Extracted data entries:
## Begin

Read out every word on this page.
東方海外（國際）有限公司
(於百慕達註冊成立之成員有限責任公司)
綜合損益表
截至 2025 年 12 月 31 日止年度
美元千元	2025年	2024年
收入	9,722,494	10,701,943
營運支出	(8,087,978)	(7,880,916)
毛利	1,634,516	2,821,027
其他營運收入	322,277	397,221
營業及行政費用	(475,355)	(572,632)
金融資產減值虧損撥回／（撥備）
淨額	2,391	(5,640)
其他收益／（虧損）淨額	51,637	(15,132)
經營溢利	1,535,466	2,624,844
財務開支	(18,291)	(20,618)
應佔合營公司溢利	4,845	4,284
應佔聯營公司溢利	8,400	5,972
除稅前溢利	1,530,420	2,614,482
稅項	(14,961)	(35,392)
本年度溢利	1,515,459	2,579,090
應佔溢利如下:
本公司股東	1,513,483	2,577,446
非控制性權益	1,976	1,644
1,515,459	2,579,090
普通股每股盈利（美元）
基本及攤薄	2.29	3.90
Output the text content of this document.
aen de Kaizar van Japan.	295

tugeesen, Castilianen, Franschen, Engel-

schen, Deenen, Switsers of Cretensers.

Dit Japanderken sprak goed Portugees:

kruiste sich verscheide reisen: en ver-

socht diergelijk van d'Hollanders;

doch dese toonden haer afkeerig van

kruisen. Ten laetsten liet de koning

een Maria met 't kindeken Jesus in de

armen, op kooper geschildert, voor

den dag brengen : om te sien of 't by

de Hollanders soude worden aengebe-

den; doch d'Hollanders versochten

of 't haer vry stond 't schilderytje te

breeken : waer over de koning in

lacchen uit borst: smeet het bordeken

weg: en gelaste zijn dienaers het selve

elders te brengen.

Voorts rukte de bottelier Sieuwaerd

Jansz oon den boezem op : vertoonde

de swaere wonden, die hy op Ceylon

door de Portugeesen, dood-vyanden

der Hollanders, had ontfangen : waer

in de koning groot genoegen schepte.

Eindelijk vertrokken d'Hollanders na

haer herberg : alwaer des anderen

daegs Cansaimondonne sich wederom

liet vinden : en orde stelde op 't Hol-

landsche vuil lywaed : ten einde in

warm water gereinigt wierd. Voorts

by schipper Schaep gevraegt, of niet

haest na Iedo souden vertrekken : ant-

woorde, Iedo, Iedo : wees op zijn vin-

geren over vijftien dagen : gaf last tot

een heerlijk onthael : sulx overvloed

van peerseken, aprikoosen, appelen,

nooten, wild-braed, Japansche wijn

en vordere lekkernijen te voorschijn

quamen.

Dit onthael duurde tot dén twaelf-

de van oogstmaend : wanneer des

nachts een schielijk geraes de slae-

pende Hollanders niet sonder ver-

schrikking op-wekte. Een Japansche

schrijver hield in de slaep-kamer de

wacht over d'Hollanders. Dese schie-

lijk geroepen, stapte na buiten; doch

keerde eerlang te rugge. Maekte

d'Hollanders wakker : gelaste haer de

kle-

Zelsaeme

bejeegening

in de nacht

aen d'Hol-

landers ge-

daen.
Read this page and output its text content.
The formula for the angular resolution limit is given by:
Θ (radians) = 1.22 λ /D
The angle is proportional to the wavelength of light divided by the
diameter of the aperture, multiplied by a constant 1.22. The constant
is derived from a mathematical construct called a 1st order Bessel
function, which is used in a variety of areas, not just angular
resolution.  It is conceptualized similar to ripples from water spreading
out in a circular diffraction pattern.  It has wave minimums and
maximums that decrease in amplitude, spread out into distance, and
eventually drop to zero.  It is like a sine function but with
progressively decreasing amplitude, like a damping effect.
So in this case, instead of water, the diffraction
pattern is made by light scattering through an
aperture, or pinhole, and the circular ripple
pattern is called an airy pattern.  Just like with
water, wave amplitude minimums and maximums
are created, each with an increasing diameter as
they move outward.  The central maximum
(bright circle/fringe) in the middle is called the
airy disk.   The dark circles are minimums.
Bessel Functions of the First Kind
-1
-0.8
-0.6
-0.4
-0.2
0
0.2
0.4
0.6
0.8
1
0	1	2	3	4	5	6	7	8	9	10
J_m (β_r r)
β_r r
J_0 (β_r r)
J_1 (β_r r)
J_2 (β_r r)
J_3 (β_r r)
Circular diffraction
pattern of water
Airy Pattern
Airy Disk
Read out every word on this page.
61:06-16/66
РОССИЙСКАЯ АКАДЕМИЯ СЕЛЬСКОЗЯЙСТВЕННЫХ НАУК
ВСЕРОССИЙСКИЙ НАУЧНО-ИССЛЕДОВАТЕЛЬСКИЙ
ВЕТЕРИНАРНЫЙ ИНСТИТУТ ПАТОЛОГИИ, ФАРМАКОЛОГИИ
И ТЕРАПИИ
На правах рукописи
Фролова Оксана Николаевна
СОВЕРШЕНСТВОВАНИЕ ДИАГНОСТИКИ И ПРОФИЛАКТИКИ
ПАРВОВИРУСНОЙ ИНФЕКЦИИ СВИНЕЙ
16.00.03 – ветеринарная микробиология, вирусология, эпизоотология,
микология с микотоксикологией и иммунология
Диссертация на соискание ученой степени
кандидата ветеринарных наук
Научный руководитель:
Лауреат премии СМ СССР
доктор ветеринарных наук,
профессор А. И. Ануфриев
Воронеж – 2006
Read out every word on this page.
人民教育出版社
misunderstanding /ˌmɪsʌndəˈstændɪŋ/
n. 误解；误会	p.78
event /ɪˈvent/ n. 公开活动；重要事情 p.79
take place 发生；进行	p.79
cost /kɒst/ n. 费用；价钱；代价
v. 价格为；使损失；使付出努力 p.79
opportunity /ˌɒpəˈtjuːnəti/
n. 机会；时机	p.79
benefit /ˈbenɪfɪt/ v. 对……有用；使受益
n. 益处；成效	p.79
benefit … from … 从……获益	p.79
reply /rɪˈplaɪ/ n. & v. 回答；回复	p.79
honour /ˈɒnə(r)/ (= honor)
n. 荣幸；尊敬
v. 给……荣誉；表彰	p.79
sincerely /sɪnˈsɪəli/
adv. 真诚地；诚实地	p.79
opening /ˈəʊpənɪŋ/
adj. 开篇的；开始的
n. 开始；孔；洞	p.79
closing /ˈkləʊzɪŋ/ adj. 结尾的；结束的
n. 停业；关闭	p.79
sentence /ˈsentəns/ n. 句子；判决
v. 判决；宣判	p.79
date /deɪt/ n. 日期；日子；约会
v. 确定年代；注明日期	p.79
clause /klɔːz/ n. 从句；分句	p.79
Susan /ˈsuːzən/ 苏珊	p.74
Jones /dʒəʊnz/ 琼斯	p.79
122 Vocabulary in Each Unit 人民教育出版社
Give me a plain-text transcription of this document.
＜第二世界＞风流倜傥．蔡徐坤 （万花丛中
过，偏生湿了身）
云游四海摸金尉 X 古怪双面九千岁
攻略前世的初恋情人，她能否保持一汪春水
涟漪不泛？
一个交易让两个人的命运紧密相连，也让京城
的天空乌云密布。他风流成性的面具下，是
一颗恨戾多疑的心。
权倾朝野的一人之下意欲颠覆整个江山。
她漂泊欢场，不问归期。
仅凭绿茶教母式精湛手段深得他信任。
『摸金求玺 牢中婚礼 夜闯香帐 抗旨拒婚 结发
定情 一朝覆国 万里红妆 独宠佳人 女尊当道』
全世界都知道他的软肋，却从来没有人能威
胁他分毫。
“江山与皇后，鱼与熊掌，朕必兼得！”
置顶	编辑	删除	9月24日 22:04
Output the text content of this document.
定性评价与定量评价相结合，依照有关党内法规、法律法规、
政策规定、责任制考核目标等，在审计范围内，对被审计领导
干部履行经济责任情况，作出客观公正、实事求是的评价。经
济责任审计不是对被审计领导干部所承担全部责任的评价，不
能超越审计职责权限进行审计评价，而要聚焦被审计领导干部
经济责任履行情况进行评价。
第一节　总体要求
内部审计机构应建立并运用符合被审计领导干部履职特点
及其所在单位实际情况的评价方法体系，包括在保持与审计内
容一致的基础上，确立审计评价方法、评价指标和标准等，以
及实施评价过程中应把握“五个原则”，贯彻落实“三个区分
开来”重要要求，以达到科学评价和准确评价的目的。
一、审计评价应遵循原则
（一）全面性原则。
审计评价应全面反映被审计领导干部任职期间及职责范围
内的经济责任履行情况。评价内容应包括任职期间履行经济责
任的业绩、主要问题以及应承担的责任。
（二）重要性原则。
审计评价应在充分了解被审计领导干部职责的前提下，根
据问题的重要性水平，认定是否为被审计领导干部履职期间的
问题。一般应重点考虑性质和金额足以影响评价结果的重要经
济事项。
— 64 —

## End

-- WHAT THIS TASK INVOLVES --
What is the number of lines in the records that contain the string "minimums"? Give only that number.

-- ANSWER --
3